_Set task_
Retype the records below exactly as they appear, but leave out any pictures.

_Dataset extract_
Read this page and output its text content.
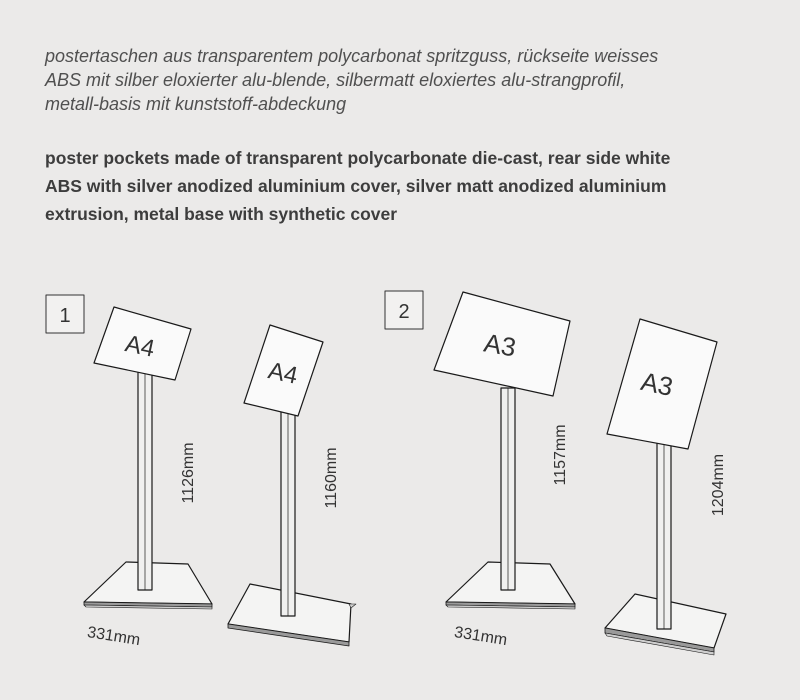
postertaschen aus transparentem polycarbonat spritzguss, rückseite weisses
ABS mit silber eloxierter alu-blende, silbermatt eloxiertes alu-strangprofil,
metall-basis mit kunststoff-abdeckung
poster pockets made of transparent polycarbonate die-cast, rear side white
ABS with silver anodized aluminium cover, silver matt anodized aluminium
extrusion, metal base with synthetic cover
1	2
A4
A4
A3
A3
1126mm	1160mm	1157mm	1204mm
331mm	331mm
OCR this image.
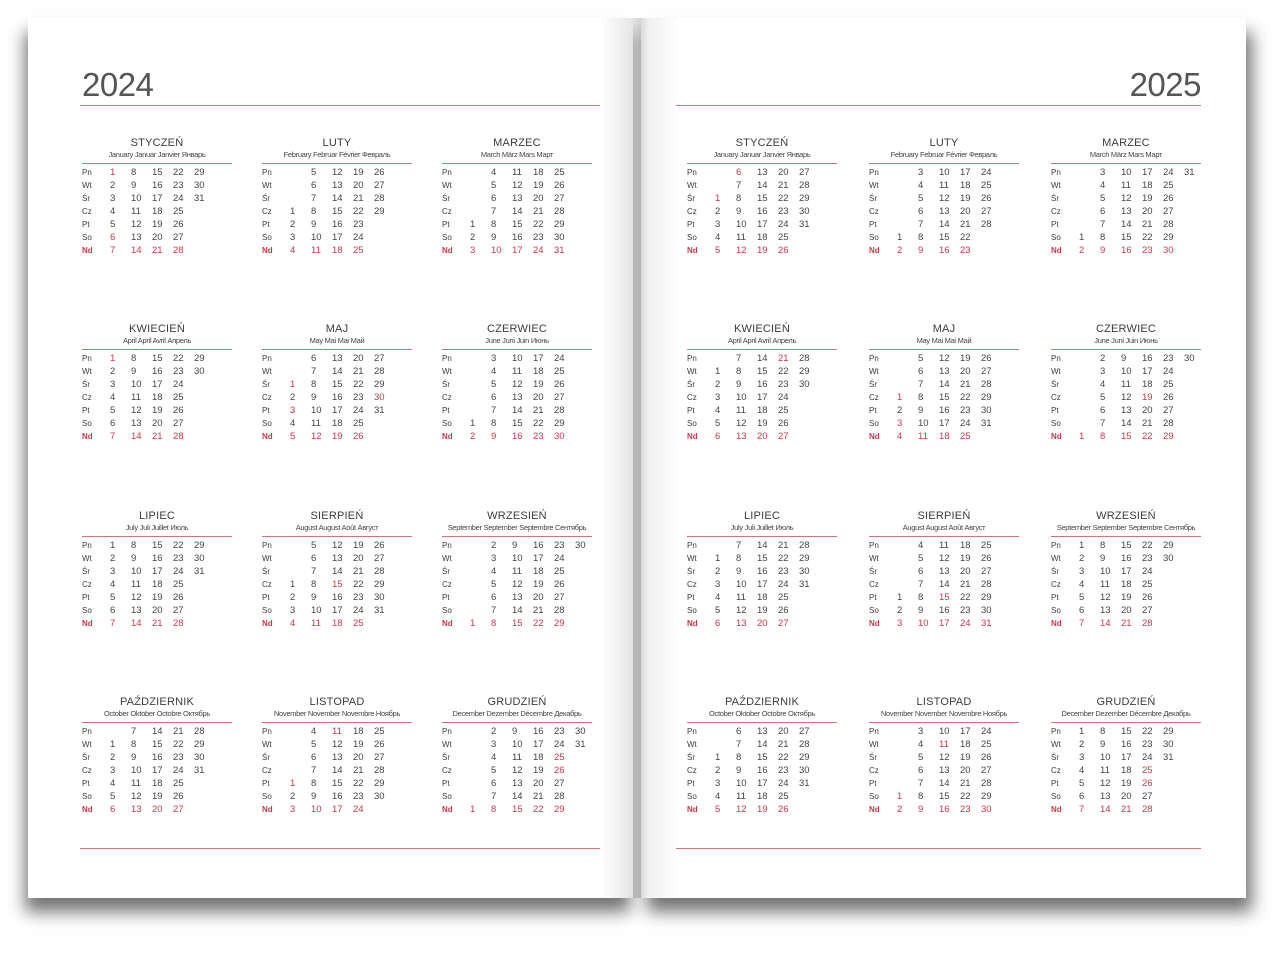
2024
STYCZEŃ
January Januar Janvier Январь
Pn 1 8 15 22 29
Wt 2 9 16 23 30
Śr 3 10 17 24 31
Cz 4 11 18 25
Pt 5 12 19 26
So 6 13 20 27
Nd 7 14 21 28
LUTY
February Februar Février Февраль
Pn	5 12 19 26
Wt	6 13 20 27
Śr	7 14 21 28
Cz 1 8 15 22 29
Pt 2 9 16 23
So 3 10 17 24
Nd 4 11 18 25
MARZEC
March März Mars Март
Pn	4 11 18 25
Wt	5 12 19 26
Śr	6 13 20 27
Cz	7 14 21 28
Pt 1 8 15 22 29
So 2 9 16 23 30
Nd 3 10 17 24 31
KWIECIEŃ
April April Avril Апрель
Pn 1 8 15 22 29
Wt 2 9 16 23 30
Śr 3 10 17 24
Cz 4 11 18 25
Pt 5 12 19 26
So 6 13 20 27
Nd 7 14 21 28
MAJ
May Mai Mai Май
Pn	6 13 20 27
Wt	7 14 21 28
Śr 1 8 15 22 29
Cz 2 9 16 23 30
Pt 3 10 17 24 31
So 4 11 18 25
Nd 5 12 19 26
CZERWIEC
June Juni Juin Июнь
Pn	3 10 17 24
Wt	4 11 18 25
Śr	5 12 19 26
Cz	6 13 20 27
Pt	7 14 21 28
So 1 8 15 22 29
Nd 2 9 16 23 30
LIPIEC
July Juli Juillet Июль
Pn 1 8 15 22 29
Wt 2 9 16 23 30
Śr 3 10 17 24 31
Cz 4 11 18 25
Pt 5 12 19 26
So 6 13 20 27
Nd 7 14 21 28
SIERPIEŃ
August August Août Август
Pn	5 12 19 26
Wt	6 13 20 27
Śr	7 14 21 28
Cz 1 8 15 22 29
Pt 2 9 16 23 30
So 3 10 17 24 31
Nd 4 11 18 25
WRZESIEŃ
September September Septembre Сентябрь
Pn	2 9 16 23 30
Wt	3 10 17 24
Śr	4 11 18 25
Cz	5 12 19 26
Pt	6 13 20 27
So	7 14 21 28
Nd 1 8 15 22 29
PAŹDZIERNIK
October Oktober Octobre Октябрь
Pn	7 14 21 28
Wt 1 8 15 22 29
Śr 2 9 16 23 30
Cz 3 10 17 24 31
Pt 4 11 18 25
So 5 12 19 26
Nd 6 13 20 27
LISTOPAD
November November Novembre Ноябрь
Pn	4 11 18 25
Wt	5 12 19 26
Śr	6 13 20 27
Cz	7 14 21 28
Pt 1 8 15 22 29
So 2 9 16 23 30
Nd 3 10 17 24
GRUDZIEŃ
December Dezember Décembre Декабрь
Pn	2 9 16 23 30
Wt	3 10 17 24 31
Śr	4 11 18 25
Cz	5 12 19 26
Pt	6 13 20 27
So	7 14 21 28
Nd 1 8 15 22 29
2025
STYCZEŃ
January Januar Janvier Январь
Pn	6 13 20 27
Wt	7 14 21 28
Śr 1 8 15 22 29
Cz 2 9 16 23 30
Pt 3 10 17 24 31
So 4 11 18 25
Nd 5 12 19 26
LUTY
February Februar Février Февраль
Pn	3 10 17 24
Wt	4 11 18 25
Śr	5 12 19 26
Cz	6 13 20 27
Pt	7 14 21 28
So 1 8 15 22
Nd 2 9 16 23
MARZEC
March März Mars Март
Pn	3 10 17 24 31
Wt	4 11 18 25
Śr	5 12 19 26
Cz	6 13 20 27
Pt	7 14 21 28
So 1 8 15 22 29
Nd 2 9 16 23 30
KWIECIEŃ
April April Avril Апрель
Pn	7 14 21 28
Wt 1 8 15 22 29
Śr 2 9 16 23 30
Cz 3 10 17 24
Pt 4 11 18 25
So 5 12 19 26
Nd 6 13 20 27
MAJ
May Mai Mai Май
Pn	5 12 19 26
Wt	6 13 20 27
Śr	7 14 21 28
Cz 1 8 15 22 29
Pt 2 9 16 23 30
So 3 10 17 24 31
Nd 4 11 18 25
CZERWIEC
June Juni Juin Июнь
Pn	2 9 16 23 30
Wt	3 10 17 24
Śr	4 11 18 25
Cz	5 12 19 26
Pt	6 13 20 27
So	7 14 21 28
Nd 1 8 15 22 29
LIPIEC
July Juli Juillet Июль
Pn	7 14 21 28
Wt 1 8 15 22 29
Śr 2 9 16 23 30
Cz 3 10 17 24 31
Pt 4 11 18 25
So 5 12 19 26
Nd 6 13 20 27
SIERPIEŃ
August August Août Август
Pn	4 11 18 25
Wt	5 12 19 26
Śr	6 13 20 27
Cz	7 14 21 28
Pt 1 8 15 22 29
So 2 9 16 23 30
Nd 3 10 17 24 31
WRZESIEŃ
September September Septembre Сентябрь
Pn 1 8 15 22 29
Wt 2 9 16 23 30
Śr 3 10 17 24
Cz 4 11 18 25
Pt 5 12 19 26
So 6 13 20 27
Nd 7 14 21 28
PAŹDZIERNIK
October Oktober Octobre Октябрь
Pn	6 13 20 27
Wt	7 14 21 28
Śr 1 8 15 22 29
Cz 2 9 16 23 30
Pt 3 10 17 24 31
So 4 11 18 25
Nd 5 12 19 26
LISTOPAD
November November Novembre Ноябрь
Pn	3 10 17 24
Wt	4 11 18 25
Śr	5 12 19 26
Cz	6 13 20 27
Pt	7 14 21 28
So 1 8 15 22 29
Nd 2 9 16 23 30
GRUDZIEŃ
December Dezember Décembre Декабрь
Pn 1 8 15 22 29
Wt 2 9 16 23 30
Śr 3 10 17 24 31
Cz 4 11 18 25
Pt 5 12 19 26
So 6 13 20 27
Nd 7 14 21 28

_Solved exercise_
Read this page and output its text content.
postertaschen aus transparentem polycarbonat spritzguss, rückseite weisses
ABS mit silber eloxierter alu-blende, silbermatt eloxiertes alu-strangprofil,
metall-basis mit kunststoff-abdeckung
poster pockets made of transparent polycarbonate die-cast, rear side white
ABS with silver anodized aluminium cover, silver matt anodized aluminium
extrusion, metal base with synthetic cover
1	2
A4
A4
A3
A3
1126mm	1160mm	1157mm	1204mm
331mm	331mm
OCR this image.
2024
STYCZEŃ
January Januar Janvier Январь
Pn 1 8 15 22 29
Wt 2 9 16 23 30
Śr 3 10 17 24 31
Cz 4 11 18 25
Pt 5 12 19 26
So 6 13 20 27
Nd 7 14 21 28
LUTY
February Februar Février Февраль
Pn	5 12 19 26
Wt	6 13 20 27
Śr	7 14 21 28
Cz 1 8 15 22 29
Pt 2 9 16 23
So 3 10 17 24
Nd 4 11 18 25
MARZEC
March März Mars Март
Pn	4 11 18 25
Wt	5 12 19 26
Śr	6 13 20 27
Cz	7 14 21 28
Pt 1 8 15 22 29
So 2 9 16 23 30
Nd 3 10 17 24 31
KWIECIEŃ
April April Avril Апрель
Pn 1 8 15 22 29
Wt 2 9 16 23 30
Śr 3 10 17 24
Cz 4 11 18 25
Pt 5 12 19 26
So 6 13 20 27
Nd 7 14 21 28
MAJ
May Mai Mai Май
Pn	6 13 20 27
Wt	7 14 21 28
Śr 1 8 15 22 29
Cz 2 9 16 23 30
Pt 3 10 17 24 31
So 4 11 18 25
Nd 5 12 19 26
CZERWIEC
June Juni Juin Июнь
Pn	3 10 17 24
Wt	4 11 18 25
Śr	5 12 19 26
Cz	6 13 20 27
Pt	7 14 21 28
So 1 8 15 22 29
Nd 2 9 16 23 30
LIPIEC
July Juli Juillet Июль
Pn 1 8 15 22 29
Wt 2 9 16 23 30
Śr 3 10 17 24 31
Cz 4 11 18 25
Pt 5 12 19 26
So 6 13 20 27
Nd 7 14 21 28
SIERPIEŃ
August August Août Август
Pn	5 12 19 26
Wt	6 13 20 27
Śr	7 14 21 28
Cz 1 8 15 22 29
Pt 2 9 16 23 30
So 3 10 17 24 31
Nd 4 11 18 25
WRZESIEŃ
September September Septembre Сентябрь
Pn	2 9 16 23 30
Wt	3 10 17 24
Śr	4 11 18 25
Cz	5 12 19 26
Pt	6 13 20 27
So	7 14 21 28
Nd 1 8 15 22 29
PAŹDZIERNIK
October Oktober Octobre Октябрь
Pn	7 14 21 28
Wt 1 8 15 22 29
Śr 2 9 16 23 30
Cz 3 10 17 24 31
Pt 4 11 18 25
So 5 12 19 26
Nd 6 13 20 27
LISTOPAD
November November Novembre Ноябрь
Pn	4 11 18 25
Wt	5 12 19 26
Śr	6 13 20 27
Cz	7 14 21 28
Pt 1 8 15 22 29
So 2 9 16 23 30
Nd 3 10 17 24
GRUDZIEŃ
December Dezember Décembre Декабрь
Pn	2 9 16 23 30
Wt	3 10 17 24 31
Śr	4 11 18 25
Cz	5 12 19 26
Pt	6 13 20 27
So	7 14 21 28
Nd 1 8 15 22 29
2025
STYCZEŃ
January Januar Janvier Январь
Pn	6 13 20 27
Wt	7 14 21 28
Śr 1 8 15 22 29
Cz 2 9 16 23 30
Pt 3 10 17 24 31
So 4 11 18 25
Nd 5 12 19 26
LUTY
February Februar Février Февраль
Pn	3 10 17 24
Wt	4 11 18 25
Śr	5 12 19 26
Cz	6 13 20 27
Pt	7 14 21 28
So 1 8 15 22
Nd 2 9 16 23
MARZEC
March März Mars Март
Pn	3 10 17 24 31
Wt	4 11 18 25
Śr	5 12 19 26
Cz	6 13 20 27
Pt	7 14 21 28
So 1 8 15 22 29
Nd 2 9 16 23 30
KWIECIEŃ
April April Avril Апрель
Pn	7 14 21 28
Wt 1 8 15 22 29
Śr 2 9 16 23 30
Cz 3 10 17 24
Pt 4 11 18 25
So 5 12 19 26
Nd 6 13 20 27
MAJ
May Mai Mai Май
Pn	5 12 19 26
Wt	6 13 20 27
Śr	7 14 21 28
Cz 1 8 15 22 29
Pt 2 9 16 23 30
So 3 10 17 24 31
Nd 4 11 18 25
CZERWIEC
June Juni Juin Июнь
Pn	2 9 16 23 30
Wt	3 10 17 24
Śr	4 11 18 25
Cz	5 12 19 26
Pt	6 13 20 27
So	7 14 21 28
Nd 1 8 15 22 29
LIPIEC
July Juli Juillet Июль
Pn	7 14 21 28
Wt 1 8 15 22 29
Śr 2 9 16 23 30
Cz 3 10 17 24 31
Pt 4 11 18 25
So 5 12 19 26
Nd 6 13 20 27
SIERPIEŃ
August August Août Август
Pn	4 11 18 25
Wt	5 12 19 26
Śr	6 13 20 27
Cz	7 14 21 28
Pt 1 8 15 22 29
So 2 9 16 23 30
Nd 3 10 17 24 31
WRZESIEŃ
September September Septembre Сентябрь
Pn 1 8 15 22 29
Wt 2 9 16 23 30
Śr 3 10 17 24
Cz 4 11 18 25
Pt 5 12 19 26
So 6 13 20 27
Nd 7 14 21 28
PAŹDZIERNIK
October Oktober Octobre Октябрь
Pn	6 13 20 27
Wt	7 14 21 28
Śr 1 8 15 22 29
Cz 2 9 16 23 30
Pt 3 10 17 24 31
So 4 11 18 25
Nd 5 12 19 26
LISTOPAD
November November Novembre Ноябрь
Pn	3 10 17 24
Wt	4 11 18 25
Śr	5 12 19 26
Cz	6 13 20 27
Pt	7 14 21 28
So 1 8 15 22 29
Nd 2 9 16 23 30
GRUDZIEŃ
December Dezember Décembre Декабрь
Pn 1 8 15 22 29
Wt 2 9 16 23 30
Śr 3 10 17 24 31
Cz 4 11 18 25
Pt 5 12 19 26
So 6 13 20 27
Nd 7 14 21 28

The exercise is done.